# SHORT PROBLEM 1
In the Bragadino biography, print verbatim the span starting at "Marco Bragadino or" and ending at "from base metals.".

# PASSAGE SHOWN
>>>
Marco Bragadino or Marco Bragadini (c. 1545 - 26 April 1591) was a Venetian confidence man who claimed to be an alchemist. His name at birth is said to have been Mamugna, but he impersonated the son of the dead military officer Marco Antonio Bragadin. He convinced the government of Venice to finance his research into producing gold from base metals.

==Life==
Almost nothing is known about Bragadino's childhood and youth. After the conquest of Cyprus by the Ottoman Empire, his family presumably left the island for Venice like many other Christians. He was of Greek descent, but pretended to be an illegitimate son of Venetian condottiero Marco Antonio Bragadin, murdered by the Turks after the siege of Famagusta. In Venice, Bragadino is thought to have met Hieronymus Scotus, from whom he learned the secrets of alchemy and the tricks of pretending to make gold.

===Journeyman in Italy===
It is unknown why Bragadino had to leave Venice, but from 1574 to 1579 he stayed in Florence and was in contact with Grand Duchess Bianca Cappello, whom he promised to heal from infertility with the philosopher's stone. This may explain the large amount of money (Minucci writes of at least 40,000 scudi) that Bragadino spent during this period. Later, Bragadino moved to Rome to escape his creditors, and became a monk in a Capuchin monastery. He received the minor consecrations and also a higher one, becoming Subdeacon. In 1588, he left the cloister without permission. He is reported to have visited Geneva, England and France. As he returned to Italy, as a renegade monk, he had to face the Inquisition. To protect himself, Bragadino used his "gold-making" alchemy to make numerous influential friends. The most prominent of these friends was the Duke of Mantua, who paid 25,000 scudi to Bragadino.

===Venice===
The Republic of Venice invited its former citizen as an official guest to profit from his abilities. On 26 November 1589 Bragadino entered the city as a celebrated alchemist. But because he was not able to "create" any noteworthy amounts of money he escaped Venice in April 1590, heading for Padua.

===Bavaria===
In Padua, he was called upon by William V, Duke of Bavaria. In August 1590, Bragadino arrived at the Duke's court on Trausnitz Castle in Landshut. He quickly gained the Duke's trust, not only by promising to make copious amounts of gold to erase the Duke's debts, but also by offering to cure the Duke's severe headache. Moreover, he tried to receive a dispensation of his priestly consecration from the Pope, using the Duke's envoys, but in vain.

By order of the Duke, Bragadino was executed by beheading on 26 April 1591 in Munich's Weinmarkt square. The act turned into a disaster as the executioner had to use three strikes with the sword until Bragadino's head was eventually cut off.

==Legacy==
His role as a colourful figure in the history of alchemy is still remembered today in the carnival lecture of the Institute of Anorganic Chemistry at the Technical University of Munich.

His adventurous life provides input for thematic conducted tours in Munich and Landshut.
<<<
# RECORDS
>>>
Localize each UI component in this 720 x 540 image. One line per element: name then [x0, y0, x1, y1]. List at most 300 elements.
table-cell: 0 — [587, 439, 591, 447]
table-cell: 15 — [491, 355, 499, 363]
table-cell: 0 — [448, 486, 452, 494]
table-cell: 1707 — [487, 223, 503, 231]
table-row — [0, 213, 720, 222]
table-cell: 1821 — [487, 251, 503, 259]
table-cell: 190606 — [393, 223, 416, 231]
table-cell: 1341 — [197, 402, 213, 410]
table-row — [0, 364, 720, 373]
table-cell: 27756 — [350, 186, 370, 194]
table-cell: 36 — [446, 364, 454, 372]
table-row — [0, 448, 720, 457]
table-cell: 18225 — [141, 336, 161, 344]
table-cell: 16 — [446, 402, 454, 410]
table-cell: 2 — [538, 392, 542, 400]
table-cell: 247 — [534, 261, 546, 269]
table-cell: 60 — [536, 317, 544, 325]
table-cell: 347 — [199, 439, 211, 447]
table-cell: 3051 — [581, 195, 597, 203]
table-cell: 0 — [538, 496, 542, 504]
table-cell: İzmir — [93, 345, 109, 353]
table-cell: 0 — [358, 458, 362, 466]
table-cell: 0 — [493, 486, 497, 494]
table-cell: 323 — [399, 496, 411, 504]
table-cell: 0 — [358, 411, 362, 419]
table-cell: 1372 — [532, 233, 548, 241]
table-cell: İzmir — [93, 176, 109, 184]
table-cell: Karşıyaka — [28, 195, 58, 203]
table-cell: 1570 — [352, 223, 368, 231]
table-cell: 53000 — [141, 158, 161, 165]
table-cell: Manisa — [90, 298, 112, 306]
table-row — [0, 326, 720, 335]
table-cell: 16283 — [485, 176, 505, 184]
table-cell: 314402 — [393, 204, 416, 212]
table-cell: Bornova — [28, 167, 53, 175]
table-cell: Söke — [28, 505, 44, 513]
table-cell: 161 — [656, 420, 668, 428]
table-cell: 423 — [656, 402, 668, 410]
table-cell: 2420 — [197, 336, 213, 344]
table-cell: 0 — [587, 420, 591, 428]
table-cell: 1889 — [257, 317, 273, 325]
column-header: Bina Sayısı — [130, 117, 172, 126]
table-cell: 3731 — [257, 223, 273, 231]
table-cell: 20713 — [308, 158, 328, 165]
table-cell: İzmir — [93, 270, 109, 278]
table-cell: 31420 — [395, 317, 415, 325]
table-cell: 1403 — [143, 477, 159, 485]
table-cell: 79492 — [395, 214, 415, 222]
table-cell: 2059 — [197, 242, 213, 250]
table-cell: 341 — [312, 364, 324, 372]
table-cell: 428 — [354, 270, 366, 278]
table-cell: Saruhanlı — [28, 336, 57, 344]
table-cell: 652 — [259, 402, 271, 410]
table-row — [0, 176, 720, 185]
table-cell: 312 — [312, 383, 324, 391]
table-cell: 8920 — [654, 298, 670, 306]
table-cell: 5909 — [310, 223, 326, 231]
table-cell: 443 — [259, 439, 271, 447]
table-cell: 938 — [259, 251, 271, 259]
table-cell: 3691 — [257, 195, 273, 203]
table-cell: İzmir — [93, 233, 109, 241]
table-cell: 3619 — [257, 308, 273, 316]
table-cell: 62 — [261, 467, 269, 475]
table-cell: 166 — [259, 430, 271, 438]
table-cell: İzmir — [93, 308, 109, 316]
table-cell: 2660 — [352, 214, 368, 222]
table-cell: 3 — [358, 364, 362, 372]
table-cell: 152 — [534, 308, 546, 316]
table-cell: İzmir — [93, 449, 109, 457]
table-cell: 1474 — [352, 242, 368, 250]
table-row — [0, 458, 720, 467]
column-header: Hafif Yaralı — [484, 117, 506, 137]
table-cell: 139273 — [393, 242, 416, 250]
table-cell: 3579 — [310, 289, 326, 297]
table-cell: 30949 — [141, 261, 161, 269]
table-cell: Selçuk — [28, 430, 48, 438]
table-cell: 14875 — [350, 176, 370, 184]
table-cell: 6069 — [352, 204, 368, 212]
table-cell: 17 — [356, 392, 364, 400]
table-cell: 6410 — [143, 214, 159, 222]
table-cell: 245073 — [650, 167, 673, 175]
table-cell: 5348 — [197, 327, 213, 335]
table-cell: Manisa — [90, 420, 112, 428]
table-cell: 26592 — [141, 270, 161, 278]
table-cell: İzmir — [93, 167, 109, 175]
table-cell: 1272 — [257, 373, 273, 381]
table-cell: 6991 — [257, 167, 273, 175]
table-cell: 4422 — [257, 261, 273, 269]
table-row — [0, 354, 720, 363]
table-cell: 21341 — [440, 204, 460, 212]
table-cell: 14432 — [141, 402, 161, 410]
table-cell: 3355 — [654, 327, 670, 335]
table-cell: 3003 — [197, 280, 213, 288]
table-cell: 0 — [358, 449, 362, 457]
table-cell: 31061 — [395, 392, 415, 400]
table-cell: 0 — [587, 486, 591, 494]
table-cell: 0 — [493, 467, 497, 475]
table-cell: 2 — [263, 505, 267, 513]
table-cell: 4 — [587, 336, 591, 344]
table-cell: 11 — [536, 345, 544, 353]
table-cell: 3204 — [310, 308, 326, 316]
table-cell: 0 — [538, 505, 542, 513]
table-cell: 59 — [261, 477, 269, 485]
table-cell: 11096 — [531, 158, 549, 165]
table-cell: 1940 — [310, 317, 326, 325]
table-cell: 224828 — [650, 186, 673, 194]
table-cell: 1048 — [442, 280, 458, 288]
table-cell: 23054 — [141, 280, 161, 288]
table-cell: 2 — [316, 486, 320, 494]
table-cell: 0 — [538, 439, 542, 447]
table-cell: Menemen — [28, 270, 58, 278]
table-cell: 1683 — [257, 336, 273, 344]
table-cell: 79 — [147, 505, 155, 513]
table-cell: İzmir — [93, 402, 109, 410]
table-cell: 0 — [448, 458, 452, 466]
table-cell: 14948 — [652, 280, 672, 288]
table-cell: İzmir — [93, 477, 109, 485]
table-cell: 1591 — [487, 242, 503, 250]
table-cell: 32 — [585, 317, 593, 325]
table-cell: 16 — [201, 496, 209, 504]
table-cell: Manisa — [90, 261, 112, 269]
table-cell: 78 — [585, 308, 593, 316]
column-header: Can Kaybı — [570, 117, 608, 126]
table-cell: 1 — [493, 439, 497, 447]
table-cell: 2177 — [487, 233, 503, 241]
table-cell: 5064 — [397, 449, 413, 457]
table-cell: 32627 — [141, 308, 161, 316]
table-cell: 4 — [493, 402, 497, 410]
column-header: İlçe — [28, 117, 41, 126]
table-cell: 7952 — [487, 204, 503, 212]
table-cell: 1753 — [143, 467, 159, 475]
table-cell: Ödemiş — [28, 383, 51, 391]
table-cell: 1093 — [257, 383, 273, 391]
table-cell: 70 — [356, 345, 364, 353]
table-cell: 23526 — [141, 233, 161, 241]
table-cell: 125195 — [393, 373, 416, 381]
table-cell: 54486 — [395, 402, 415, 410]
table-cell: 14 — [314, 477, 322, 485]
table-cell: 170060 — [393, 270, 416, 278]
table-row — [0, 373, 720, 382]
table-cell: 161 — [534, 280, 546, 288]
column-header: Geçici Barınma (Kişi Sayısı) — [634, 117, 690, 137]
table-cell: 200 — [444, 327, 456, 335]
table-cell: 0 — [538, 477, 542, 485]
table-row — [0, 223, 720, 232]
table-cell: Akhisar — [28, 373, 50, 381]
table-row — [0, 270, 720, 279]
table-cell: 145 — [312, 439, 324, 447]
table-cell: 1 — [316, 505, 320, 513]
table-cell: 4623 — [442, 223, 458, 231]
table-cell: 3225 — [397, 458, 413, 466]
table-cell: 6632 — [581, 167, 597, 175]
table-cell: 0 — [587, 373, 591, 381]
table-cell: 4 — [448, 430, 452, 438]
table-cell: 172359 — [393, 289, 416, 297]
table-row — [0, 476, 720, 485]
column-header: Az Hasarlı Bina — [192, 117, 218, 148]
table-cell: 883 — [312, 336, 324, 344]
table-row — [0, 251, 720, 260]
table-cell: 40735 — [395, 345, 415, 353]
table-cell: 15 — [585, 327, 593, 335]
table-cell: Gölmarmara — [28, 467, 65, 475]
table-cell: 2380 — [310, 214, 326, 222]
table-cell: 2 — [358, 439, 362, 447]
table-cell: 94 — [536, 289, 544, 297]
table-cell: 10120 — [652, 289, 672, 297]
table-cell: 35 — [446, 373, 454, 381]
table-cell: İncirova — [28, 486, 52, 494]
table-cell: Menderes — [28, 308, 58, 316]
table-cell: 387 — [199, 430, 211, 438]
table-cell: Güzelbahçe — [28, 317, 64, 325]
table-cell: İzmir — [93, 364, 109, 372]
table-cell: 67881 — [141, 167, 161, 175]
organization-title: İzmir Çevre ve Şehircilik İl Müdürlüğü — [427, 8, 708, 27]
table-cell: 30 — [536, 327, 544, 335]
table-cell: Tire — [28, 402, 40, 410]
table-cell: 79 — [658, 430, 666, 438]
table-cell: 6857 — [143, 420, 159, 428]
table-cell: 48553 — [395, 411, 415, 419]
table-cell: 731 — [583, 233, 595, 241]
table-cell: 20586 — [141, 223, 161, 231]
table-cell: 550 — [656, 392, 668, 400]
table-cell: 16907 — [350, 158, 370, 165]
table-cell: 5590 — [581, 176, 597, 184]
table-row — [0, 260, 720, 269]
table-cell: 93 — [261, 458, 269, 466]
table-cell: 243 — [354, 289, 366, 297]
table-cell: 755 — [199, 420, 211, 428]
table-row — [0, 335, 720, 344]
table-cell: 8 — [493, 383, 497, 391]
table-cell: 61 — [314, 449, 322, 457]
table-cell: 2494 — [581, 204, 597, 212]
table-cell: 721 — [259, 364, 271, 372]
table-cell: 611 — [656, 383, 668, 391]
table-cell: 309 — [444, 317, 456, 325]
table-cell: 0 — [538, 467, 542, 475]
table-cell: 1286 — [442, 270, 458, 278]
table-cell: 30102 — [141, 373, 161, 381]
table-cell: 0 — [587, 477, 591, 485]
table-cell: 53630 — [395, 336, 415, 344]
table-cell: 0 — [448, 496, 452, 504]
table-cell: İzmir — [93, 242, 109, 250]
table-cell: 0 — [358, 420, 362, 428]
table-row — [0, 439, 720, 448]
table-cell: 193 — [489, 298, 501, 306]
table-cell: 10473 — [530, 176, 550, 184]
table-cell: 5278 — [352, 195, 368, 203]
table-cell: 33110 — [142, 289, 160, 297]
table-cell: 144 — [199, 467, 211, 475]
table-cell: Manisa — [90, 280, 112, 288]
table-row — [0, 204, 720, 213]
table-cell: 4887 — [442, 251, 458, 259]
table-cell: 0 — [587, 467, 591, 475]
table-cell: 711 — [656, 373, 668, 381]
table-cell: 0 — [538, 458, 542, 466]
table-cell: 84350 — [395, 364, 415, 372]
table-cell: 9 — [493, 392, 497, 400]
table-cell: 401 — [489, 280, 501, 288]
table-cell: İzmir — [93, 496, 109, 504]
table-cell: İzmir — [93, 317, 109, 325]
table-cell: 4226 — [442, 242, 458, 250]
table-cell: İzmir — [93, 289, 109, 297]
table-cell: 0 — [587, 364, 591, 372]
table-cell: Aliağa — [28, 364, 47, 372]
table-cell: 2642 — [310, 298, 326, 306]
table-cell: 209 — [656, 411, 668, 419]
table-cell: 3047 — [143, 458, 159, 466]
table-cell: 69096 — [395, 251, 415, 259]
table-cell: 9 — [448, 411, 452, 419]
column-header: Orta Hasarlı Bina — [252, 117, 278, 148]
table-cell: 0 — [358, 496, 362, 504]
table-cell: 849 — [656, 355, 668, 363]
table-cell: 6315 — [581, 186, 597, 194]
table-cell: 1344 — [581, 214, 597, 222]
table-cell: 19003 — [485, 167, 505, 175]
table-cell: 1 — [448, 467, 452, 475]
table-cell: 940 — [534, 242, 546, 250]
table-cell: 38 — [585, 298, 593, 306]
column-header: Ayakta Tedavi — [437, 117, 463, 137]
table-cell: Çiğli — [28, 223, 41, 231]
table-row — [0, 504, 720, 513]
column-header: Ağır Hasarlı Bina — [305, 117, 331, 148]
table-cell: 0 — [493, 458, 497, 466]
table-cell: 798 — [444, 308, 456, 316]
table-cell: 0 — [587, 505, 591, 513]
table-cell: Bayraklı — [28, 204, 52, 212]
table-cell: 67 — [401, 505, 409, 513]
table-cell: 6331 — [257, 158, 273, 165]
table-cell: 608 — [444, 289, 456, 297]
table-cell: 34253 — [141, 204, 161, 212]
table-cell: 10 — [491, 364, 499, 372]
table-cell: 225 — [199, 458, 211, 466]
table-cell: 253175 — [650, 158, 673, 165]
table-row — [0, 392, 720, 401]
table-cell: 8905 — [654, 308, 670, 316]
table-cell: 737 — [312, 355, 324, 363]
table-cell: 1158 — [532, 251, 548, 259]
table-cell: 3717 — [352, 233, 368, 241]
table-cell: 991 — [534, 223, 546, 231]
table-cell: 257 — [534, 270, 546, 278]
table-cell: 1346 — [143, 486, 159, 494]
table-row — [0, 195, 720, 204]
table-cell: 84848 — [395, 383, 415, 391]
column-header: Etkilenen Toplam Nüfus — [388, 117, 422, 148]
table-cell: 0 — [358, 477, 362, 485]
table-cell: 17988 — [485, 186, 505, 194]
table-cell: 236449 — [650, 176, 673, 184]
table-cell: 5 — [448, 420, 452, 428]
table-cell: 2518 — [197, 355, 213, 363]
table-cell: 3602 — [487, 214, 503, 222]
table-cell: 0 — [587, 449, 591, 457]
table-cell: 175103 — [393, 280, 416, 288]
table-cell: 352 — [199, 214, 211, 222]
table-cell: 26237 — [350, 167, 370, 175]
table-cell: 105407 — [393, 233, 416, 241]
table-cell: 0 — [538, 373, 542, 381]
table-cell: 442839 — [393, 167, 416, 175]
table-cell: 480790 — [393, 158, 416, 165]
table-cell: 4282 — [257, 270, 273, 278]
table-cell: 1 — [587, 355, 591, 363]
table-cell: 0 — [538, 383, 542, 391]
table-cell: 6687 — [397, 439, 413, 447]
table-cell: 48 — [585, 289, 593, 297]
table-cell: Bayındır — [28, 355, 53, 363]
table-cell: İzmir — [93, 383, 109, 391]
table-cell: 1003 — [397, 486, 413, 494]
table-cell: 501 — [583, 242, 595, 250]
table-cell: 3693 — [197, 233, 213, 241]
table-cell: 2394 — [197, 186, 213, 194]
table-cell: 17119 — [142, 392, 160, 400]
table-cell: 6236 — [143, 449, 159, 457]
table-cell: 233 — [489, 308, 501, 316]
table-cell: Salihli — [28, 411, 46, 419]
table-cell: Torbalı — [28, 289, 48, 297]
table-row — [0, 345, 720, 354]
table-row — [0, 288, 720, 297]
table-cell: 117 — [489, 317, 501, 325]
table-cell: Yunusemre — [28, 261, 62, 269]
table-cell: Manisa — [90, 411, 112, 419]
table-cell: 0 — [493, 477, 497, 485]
<<<
# SHORT PROBLEM 2
Turn the listing, starting at its beginning and ending at the line that contains "table-cell: 1372 — [532, 233, 548, 241]", into a numbered list that omits blank lines. Include no other lines.

# RESPONSE 1
Marco Bragadino or Marco Bragadini (c. 1545 - 26 April 1591) was a Venetian confidence man who claimed to be an alchemist. His name at birth is said to have been Mamugna, but he impersonated the son of the dead military officer Marco Antonio Bragadin. He convinced the government of Venice to finance his research into producing gold from base metals.

# RESPONSE 2
1. Localize each UI component in this 720 x 540 image. One line per element: name then [x0, y0, x1, y1]. List at most 300 elements.
2. table-cell: 0 — [587, 439, 591, 447]
3. table-cell: 15 — [491, 355, 499, 363]
4. table-cell: 0 — [448, 486, 452, 494]
5. table-cell: 1707 — [487, 223, 503, 231]
6. table-row — [0, 213, 720, 222]
7. table-cell: 1821 — [487, 251, 503, 259]
8. table-cell: 190606 — [393, 223, 416, 231]
9. table-cell: 1341 — [197, 402, 213, 410]
10. table-row — [0, 364, 720, 373]
11. table-cell: 27756 — [350, 186, 370, 194]
12. table-cell: 36 — [446, 364, 454, 372]
13. table-row — [0, 448, 720, 457]
14. table-cell: 18225 — [141, 336, 161, 344]
15. table-cell: 16 — [446, 402, 454, 410]
16. table-cell: 2 — [538, 392, 542, 400]
17. table-cell: 247 — [534, 261, 546, 269]
18. table-cell: 60 — [536, 317, 544, 325]
19. table-cell: 347 — [199, 439, 211, 447]
20. table-cell: 3051 — [581, 195, 597, 203]
21. table-cell: 0 — [538, 496, 542, 504]
22. table-cell: İzmir — [93, 345, 109, 353]
23. table-cell: 0 — [358, 458, 362, 466]
24. table-cell: 0 — [493, 486, 497, 494]
25. table-cell: 323 — [399, 496, 411, 504]
26. table-cell: 0 — [358, 411, 362, 419]
27. table-cell: 1372 — [532, 233, 548, 241]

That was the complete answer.